### PROVIDED RECORDS
★ ★ ★ ★ ★ ★ ★

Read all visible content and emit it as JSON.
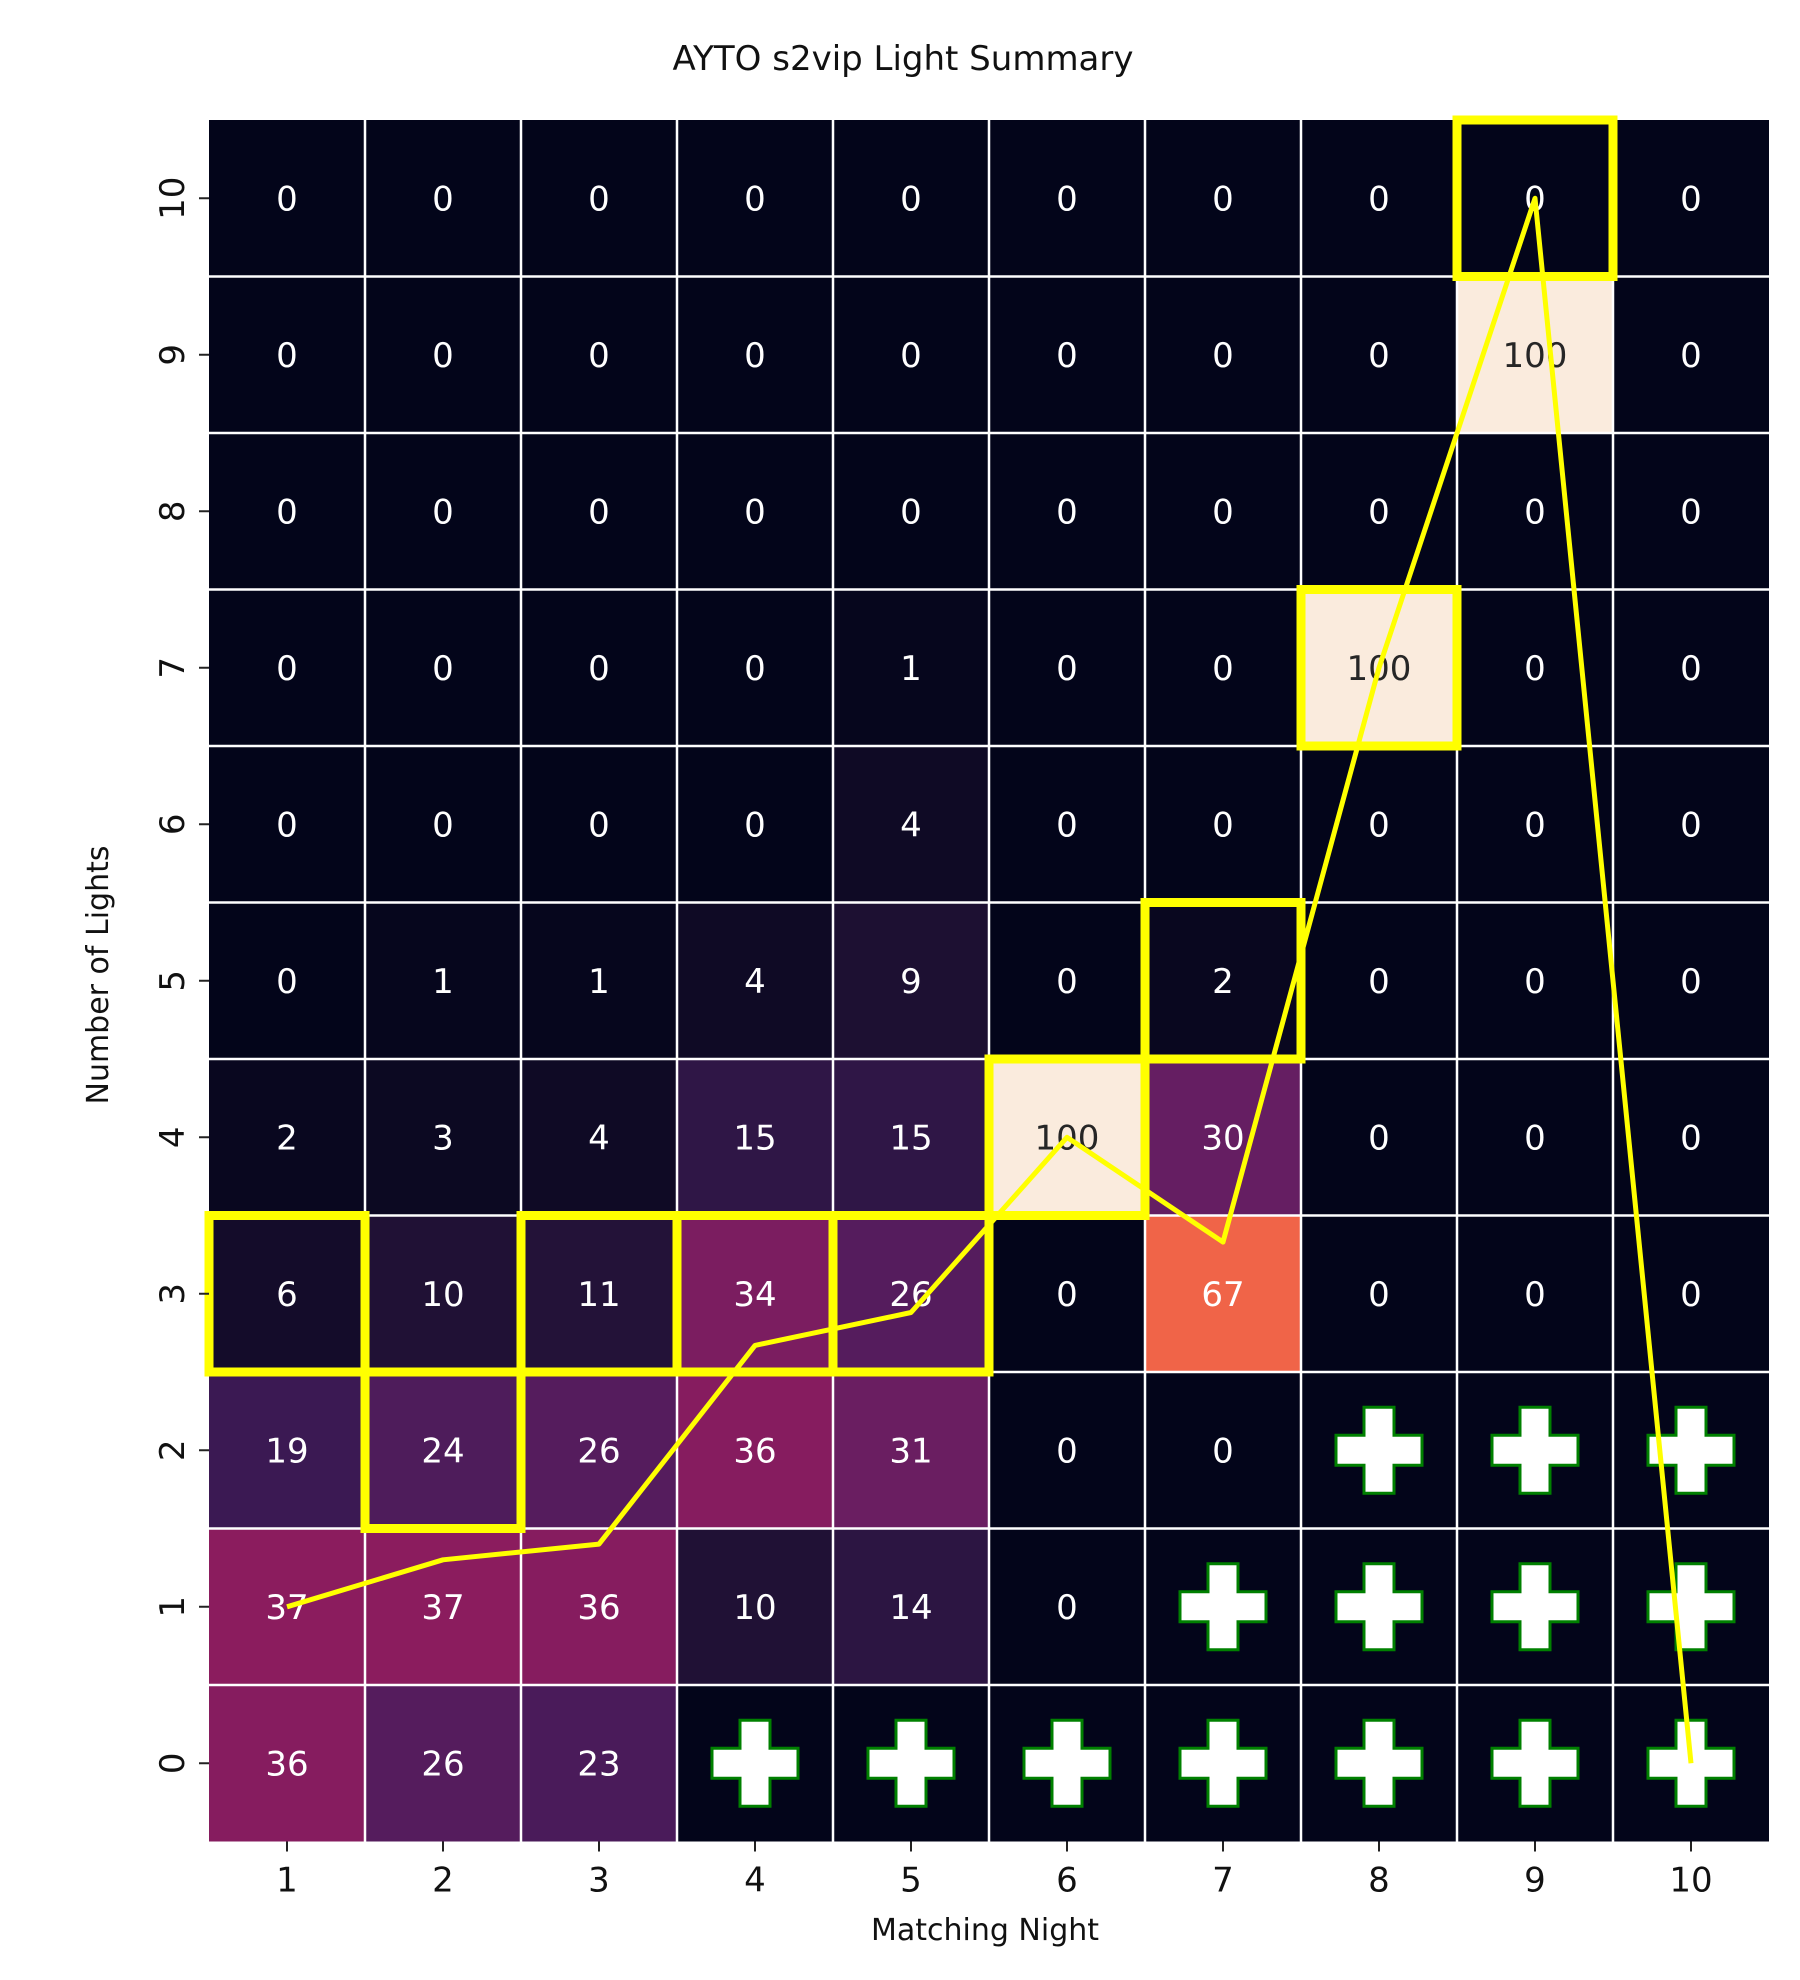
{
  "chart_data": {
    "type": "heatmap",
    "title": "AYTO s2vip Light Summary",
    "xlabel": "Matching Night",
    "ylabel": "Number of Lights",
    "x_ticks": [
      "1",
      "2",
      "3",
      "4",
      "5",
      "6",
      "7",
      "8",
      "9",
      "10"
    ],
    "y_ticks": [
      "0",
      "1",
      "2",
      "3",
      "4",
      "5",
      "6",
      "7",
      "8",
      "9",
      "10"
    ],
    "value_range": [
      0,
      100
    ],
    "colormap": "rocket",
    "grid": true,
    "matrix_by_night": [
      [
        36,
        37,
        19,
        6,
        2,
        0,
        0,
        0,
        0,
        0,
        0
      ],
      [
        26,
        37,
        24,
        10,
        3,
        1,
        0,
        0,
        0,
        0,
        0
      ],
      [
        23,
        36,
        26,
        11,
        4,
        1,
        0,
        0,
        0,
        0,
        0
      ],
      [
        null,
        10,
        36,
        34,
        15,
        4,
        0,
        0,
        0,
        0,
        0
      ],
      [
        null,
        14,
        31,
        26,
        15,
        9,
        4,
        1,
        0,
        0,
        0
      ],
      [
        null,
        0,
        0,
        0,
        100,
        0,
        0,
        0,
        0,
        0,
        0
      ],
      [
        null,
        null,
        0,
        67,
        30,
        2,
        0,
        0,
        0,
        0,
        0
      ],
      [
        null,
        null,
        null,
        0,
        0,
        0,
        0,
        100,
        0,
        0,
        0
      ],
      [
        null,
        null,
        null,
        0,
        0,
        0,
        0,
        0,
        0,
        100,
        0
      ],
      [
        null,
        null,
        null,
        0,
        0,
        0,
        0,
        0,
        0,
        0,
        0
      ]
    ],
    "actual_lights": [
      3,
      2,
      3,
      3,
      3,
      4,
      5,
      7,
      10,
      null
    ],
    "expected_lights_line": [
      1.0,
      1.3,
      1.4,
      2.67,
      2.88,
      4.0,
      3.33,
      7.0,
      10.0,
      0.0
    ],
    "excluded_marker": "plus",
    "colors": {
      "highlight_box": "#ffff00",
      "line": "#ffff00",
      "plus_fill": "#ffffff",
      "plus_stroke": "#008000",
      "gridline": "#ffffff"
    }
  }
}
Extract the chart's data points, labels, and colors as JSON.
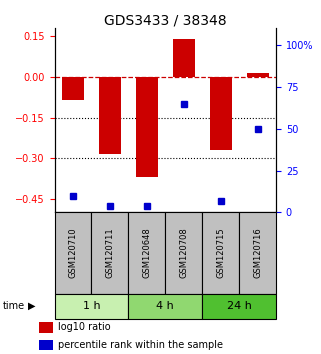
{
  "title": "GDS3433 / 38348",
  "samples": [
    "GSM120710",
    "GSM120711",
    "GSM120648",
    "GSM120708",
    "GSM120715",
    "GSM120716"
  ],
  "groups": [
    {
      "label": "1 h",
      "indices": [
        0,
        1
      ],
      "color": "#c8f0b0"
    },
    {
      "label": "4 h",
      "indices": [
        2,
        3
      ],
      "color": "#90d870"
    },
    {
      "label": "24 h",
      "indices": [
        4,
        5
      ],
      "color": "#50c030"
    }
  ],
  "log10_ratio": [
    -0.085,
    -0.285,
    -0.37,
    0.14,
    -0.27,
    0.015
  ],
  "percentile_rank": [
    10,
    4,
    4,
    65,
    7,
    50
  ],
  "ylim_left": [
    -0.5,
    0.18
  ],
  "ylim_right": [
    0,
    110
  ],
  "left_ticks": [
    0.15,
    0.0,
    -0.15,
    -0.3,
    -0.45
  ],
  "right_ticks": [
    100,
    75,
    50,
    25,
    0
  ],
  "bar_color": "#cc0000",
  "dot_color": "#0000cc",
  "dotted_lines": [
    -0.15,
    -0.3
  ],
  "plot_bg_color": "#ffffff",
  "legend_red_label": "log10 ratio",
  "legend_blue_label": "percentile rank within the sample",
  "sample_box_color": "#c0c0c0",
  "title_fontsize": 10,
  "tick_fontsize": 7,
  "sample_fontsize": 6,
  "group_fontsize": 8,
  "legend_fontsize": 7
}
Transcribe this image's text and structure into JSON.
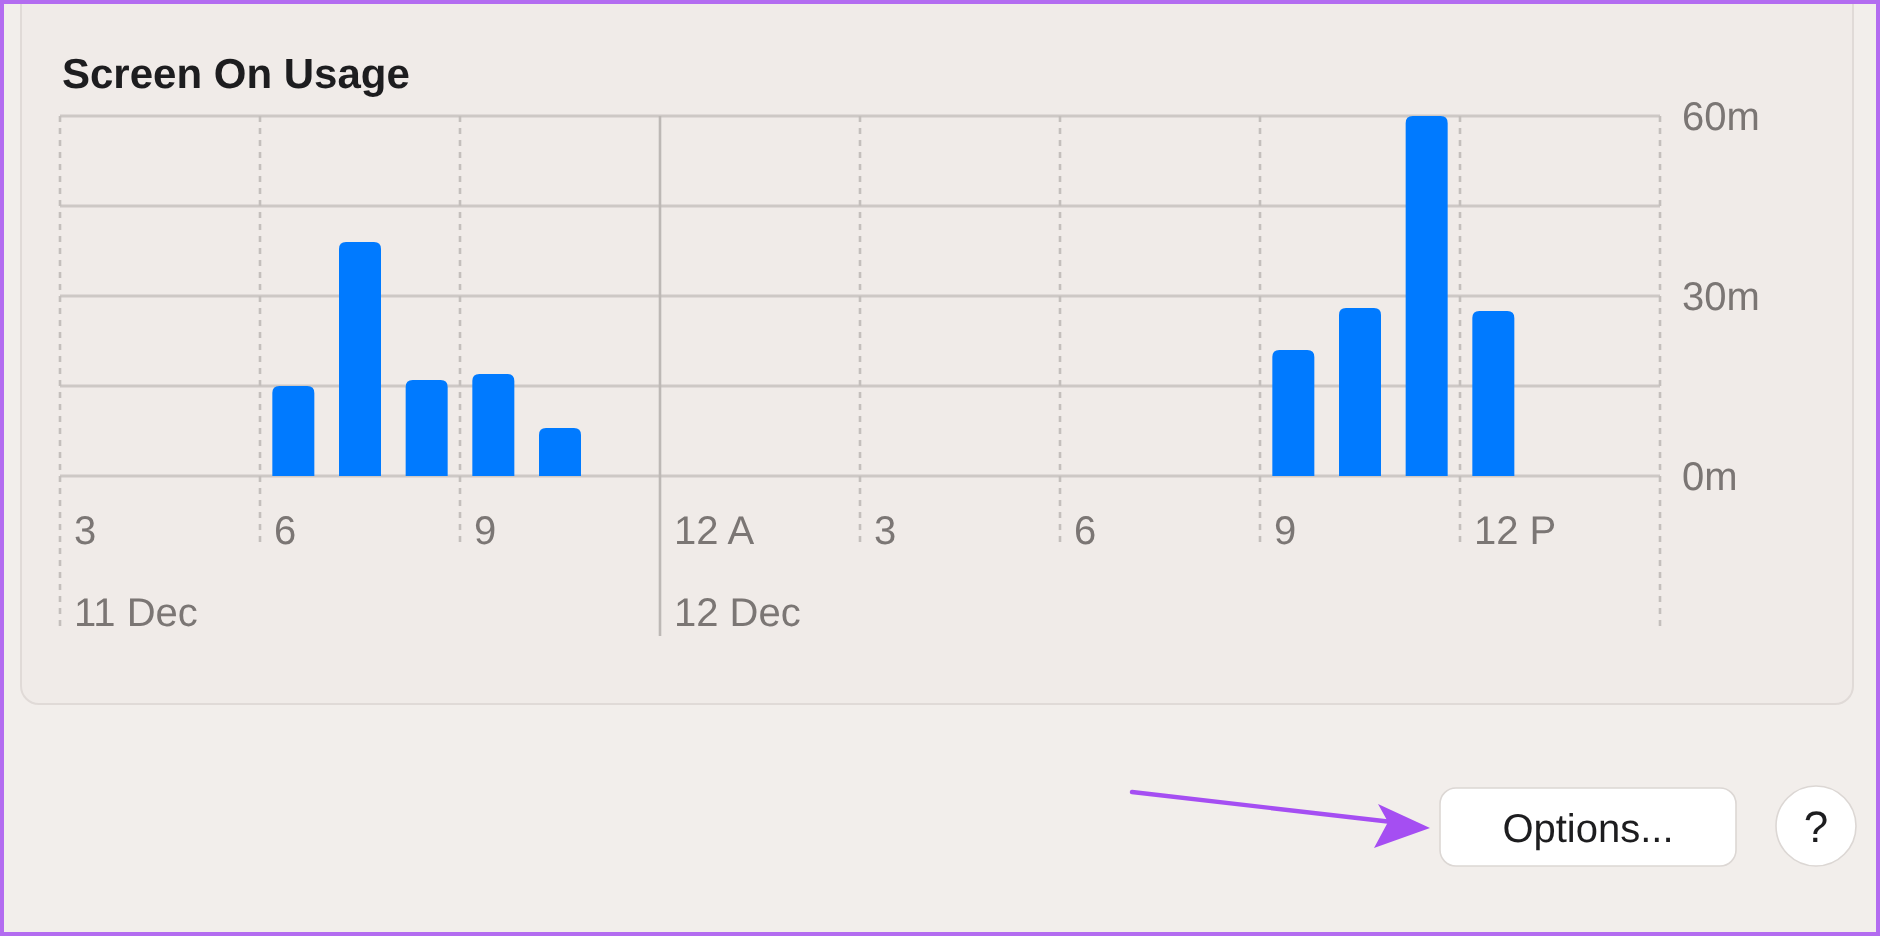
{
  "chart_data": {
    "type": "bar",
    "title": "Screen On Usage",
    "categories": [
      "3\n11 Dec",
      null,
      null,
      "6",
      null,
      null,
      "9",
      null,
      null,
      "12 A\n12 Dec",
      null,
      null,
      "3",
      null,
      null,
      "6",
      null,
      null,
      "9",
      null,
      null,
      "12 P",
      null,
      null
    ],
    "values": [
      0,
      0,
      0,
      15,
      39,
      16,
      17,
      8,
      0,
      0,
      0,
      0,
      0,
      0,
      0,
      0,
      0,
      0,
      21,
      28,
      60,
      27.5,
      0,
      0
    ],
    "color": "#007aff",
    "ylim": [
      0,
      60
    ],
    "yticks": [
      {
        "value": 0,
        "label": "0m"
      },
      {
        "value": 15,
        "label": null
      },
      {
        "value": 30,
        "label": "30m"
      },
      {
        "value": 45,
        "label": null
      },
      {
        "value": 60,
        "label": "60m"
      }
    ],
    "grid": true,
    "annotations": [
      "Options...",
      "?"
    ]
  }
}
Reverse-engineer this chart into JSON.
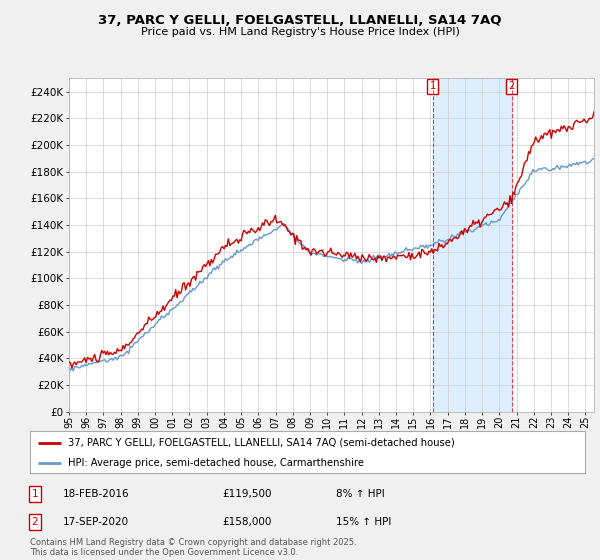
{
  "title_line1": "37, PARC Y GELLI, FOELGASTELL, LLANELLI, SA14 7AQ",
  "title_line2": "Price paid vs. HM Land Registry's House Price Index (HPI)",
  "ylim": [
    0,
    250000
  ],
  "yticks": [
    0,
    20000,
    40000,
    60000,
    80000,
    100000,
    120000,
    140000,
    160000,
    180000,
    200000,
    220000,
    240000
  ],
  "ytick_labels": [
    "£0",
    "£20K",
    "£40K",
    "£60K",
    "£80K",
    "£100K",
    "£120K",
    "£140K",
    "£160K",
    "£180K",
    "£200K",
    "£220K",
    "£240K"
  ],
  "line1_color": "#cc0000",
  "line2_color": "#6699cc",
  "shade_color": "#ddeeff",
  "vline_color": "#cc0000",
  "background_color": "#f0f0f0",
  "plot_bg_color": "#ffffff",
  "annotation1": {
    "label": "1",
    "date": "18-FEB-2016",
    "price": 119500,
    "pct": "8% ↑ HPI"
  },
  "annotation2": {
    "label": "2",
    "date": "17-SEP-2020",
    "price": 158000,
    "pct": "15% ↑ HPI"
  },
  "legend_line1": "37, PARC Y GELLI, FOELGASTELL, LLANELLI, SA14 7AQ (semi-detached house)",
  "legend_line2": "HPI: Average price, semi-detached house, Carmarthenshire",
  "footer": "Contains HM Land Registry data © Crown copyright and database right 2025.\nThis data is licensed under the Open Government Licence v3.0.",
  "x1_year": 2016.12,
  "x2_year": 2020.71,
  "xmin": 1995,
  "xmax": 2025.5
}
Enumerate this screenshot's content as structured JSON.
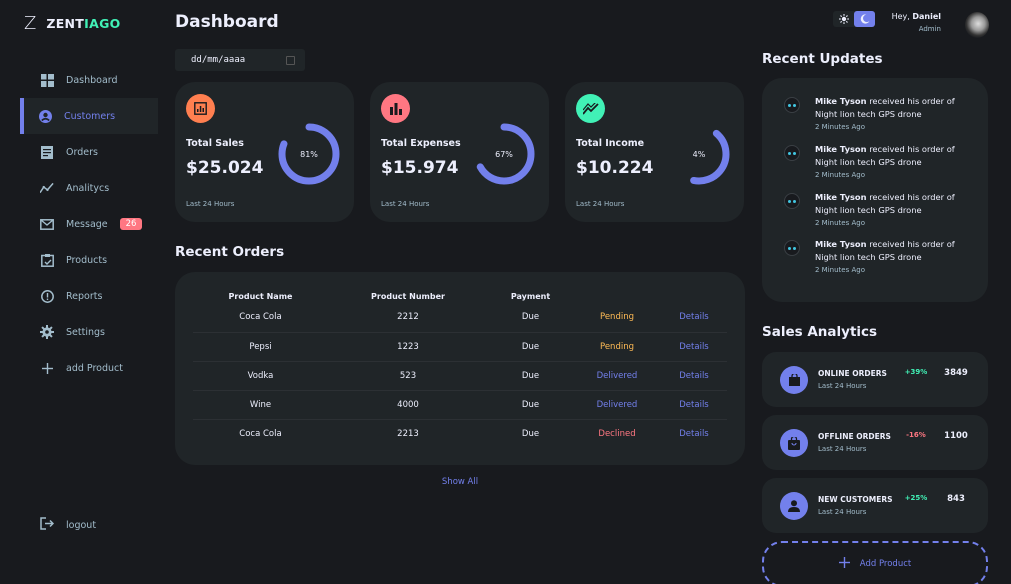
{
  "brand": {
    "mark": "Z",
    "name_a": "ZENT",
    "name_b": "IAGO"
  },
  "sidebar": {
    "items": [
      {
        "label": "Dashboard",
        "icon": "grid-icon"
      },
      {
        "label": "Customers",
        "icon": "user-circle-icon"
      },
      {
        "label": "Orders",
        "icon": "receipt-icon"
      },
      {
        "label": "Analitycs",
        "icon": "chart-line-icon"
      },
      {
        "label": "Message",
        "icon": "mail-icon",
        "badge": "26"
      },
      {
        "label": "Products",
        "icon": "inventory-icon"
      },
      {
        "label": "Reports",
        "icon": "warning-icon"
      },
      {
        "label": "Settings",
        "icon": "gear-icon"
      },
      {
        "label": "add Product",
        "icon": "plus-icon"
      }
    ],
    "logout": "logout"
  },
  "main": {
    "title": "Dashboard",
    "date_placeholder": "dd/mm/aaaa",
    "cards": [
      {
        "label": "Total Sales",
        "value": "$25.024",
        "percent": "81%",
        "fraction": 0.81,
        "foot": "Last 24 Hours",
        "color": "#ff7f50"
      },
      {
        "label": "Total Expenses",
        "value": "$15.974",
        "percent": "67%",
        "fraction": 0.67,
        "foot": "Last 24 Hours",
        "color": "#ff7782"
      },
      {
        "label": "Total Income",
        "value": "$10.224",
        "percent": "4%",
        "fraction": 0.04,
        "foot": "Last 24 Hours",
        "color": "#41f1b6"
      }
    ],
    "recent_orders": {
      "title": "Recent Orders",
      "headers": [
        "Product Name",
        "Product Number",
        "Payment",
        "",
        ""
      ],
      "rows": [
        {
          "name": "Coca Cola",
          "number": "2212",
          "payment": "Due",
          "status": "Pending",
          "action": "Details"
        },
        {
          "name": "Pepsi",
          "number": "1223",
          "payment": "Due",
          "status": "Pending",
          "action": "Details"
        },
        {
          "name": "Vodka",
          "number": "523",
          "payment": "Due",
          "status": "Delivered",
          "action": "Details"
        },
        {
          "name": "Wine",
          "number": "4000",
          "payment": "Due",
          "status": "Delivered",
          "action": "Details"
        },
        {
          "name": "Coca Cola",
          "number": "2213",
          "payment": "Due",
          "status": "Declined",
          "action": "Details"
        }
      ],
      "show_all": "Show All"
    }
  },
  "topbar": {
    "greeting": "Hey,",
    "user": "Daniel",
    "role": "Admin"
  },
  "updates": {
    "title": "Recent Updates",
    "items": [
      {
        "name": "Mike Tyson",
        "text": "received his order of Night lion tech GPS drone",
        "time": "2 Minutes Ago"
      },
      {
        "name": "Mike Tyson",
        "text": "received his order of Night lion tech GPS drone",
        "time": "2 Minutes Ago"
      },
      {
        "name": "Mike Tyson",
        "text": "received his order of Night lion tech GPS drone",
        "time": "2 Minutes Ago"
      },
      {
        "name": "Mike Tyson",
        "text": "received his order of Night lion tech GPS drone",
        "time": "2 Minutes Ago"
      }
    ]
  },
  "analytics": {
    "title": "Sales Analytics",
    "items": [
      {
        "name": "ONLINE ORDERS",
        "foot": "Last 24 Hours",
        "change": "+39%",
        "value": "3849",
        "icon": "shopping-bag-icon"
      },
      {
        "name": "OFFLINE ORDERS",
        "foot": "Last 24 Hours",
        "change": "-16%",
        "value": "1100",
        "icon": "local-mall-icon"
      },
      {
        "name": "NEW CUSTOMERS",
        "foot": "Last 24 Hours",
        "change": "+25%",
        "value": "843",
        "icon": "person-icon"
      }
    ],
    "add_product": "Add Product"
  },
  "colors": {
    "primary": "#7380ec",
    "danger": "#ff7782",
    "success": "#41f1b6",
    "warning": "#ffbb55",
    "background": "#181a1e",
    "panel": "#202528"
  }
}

★ ★ ★ ★ ★ ★ ★

### WHAT IS REQUIRED
Copy out every line in the entries above that holds "Registry".

### SOLVED PROBLEM
  "title_line2": "Price paid vs. HM Land Registry's House Price Index (HPI)",
  "footer": "Contains HM Land Registry data © Crown copyright and database right 2025.\nThis data is licensed under the Open Government Licence v3.0.",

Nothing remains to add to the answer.